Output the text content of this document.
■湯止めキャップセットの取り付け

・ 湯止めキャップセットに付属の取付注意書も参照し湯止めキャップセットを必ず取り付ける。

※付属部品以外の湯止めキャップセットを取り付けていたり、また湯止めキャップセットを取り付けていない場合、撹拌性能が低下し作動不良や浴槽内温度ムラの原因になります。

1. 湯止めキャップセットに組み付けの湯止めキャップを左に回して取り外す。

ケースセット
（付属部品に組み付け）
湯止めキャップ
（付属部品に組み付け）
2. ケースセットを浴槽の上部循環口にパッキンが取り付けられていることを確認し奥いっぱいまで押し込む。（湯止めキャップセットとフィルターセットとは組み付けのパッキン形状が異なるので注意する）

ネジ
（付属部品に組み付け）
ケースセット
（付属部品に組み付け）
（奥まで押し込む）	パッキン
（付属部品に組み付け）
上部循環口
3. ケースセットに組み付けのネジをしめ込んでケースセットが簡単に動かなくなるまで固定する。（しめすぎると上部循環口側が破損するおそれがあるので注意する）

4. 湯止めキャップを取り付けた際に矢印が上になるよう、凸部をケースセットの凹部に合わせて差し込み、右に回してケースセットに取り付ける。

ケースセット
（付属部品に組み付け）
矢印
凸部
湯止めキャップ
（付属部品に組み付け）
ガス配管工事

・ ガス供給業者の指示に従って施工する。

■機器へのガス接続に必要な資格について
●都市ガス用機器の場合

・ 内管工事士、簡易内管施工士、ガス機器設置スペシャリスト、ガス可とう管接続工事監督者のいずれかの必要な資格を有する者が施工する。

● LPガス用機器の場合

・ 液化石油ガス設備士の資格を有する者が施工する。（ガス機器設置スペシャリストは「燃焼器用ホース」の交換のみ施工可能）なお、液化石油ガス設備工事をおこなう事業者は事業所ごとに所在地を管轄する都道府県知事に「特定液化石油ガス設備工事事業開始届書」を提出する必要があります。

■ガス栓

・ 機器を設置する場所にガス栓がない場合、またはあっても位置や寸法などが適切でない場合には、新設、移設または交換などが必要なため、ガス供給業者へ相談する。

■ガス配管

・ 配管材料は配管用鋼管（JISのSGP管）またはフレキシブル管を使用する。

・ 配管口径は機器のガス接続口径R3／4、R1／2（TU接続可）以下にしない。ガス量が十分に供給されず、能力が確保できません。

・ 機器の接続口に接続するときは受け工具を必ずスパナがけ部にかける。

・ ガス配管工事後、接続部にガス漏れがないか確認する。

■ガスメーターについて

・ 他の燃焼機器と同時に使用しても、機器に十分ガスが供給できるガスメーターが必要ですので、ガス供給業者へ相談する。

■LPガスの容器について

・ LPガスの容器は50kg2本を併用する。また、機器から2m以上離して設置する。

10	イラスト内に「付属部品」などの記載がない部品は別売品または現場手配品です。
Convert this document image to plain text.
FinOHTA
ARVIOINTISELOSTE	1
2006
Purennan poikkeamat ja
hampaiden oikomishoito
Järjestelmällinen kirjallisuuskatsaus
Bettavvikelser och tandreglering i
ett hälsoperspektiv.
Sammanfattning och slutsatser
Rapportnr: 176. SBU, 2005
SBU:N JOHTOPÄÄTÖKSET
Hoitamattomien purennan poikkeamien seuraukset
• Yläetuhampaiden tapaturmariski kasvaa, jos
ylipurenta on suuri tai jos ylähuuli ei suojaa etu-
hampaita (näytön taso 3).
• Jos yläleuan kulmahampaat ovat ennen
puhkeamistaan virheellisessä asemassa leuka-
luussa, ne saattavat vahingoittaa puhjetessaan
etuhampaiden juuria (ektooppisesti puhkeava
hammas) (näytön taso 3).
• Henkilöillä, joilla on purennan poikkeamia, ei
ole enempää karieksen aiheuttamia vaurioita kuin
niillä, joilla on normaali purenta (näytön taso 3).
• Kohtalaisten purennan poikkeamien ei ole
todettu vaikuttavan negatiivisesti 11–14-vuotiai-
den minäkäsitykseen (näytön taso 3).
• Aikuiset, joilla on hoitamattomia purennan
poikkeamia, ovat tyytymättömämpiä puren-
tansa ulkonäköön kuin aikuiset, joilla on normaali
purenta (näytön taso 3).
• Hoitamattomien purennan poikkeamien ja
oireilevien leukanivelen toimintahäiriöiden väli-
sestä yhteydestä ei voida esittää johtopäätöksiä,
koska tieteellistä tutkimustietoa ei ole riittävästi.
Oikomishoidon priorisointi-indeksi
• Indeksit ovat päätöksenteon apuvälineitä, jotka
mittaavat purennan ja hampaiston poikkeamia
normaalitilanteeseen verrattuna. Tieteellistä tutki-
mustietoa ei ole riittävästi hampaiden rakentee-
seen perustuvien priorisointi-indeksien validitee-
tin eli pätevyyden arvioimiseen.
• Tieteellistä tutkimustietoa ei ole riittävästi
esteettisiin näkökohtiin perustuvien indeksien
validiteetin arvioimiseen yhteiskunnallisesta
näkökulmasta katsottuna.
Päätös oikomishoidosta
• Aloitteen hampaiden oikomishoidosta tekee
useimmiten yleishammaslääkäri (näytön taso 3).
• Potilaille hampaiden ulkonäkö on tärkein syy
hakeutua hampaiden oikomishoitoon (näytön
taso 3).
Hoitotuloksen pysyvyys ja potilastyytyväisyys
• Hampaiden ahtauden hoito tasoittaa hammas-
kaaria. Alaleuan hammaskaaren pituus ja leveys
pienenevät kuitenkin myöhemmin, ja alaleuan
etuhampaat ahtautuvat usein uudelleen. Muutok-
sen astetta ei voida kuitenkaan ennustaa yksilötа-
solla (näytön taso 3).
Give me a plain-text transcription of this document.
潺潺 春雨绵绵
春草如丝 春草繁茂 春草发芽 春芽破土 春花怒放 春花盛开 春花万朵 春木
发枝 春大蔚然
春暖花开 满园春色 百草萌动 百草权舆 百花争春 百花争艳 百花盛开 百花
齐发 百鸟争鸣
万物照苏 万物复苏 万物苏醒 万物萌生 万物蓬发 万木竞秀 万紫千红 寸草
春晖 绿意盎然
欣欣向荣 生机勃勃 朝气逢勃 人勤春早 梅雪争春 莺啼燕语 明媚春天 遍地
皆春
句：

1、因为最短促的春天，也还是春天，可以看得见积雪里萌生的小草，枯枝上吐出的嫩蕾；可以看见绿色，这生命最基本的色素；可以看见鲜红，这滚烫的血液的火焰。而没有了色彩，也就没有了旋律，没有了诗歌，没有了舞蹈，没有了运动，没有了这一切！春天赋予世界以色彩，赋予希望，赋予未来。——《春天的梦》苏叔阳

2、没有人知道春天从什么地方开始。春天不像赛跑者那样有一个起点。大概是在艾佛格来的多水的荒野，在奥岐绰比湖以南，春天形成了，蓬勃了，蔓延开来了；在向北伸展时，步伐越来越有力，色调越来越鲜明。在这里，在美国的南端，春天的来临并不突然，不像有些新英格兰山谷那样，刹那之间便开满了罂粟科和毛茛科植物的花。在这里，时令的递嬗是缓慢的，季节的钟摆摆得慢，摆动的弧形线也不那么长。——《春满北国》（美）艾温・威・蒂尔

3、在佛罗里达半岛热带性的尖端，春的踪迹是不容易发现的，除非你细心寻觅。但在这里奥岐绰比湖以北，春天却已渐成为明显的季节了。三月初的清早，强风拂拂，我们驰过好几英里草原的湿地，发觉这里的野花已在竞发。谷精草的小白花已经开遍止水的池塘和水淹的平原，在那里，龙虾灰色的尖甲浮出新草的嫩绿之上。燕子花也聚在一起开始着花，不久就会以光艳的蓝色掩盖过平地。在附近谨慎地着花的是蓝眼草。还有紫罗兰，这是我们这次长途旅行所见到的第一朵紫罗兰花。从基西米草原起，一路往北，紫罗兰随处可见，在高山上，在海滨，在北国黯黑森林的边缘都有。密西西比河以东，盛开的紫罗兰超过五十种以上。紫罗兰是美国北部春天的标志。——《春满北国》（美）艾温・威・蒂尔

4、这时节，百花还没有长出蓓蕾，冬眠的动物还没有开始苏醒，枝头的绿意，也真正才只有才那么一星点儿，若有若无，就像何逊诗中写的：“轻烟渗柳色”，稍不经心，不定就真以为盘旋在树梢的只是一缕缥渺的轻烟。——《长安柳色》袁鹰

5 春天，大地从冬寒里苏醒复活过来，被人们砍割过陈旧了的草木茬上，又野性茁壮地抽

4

■ ■ ■

| Task description |
Collect the lines of the data that carry the word "priorisointi".

| Solution to this task |
Oikomishoidon priorisointi-indeksi
seen perustuvien priorisointi-indeksien validitee-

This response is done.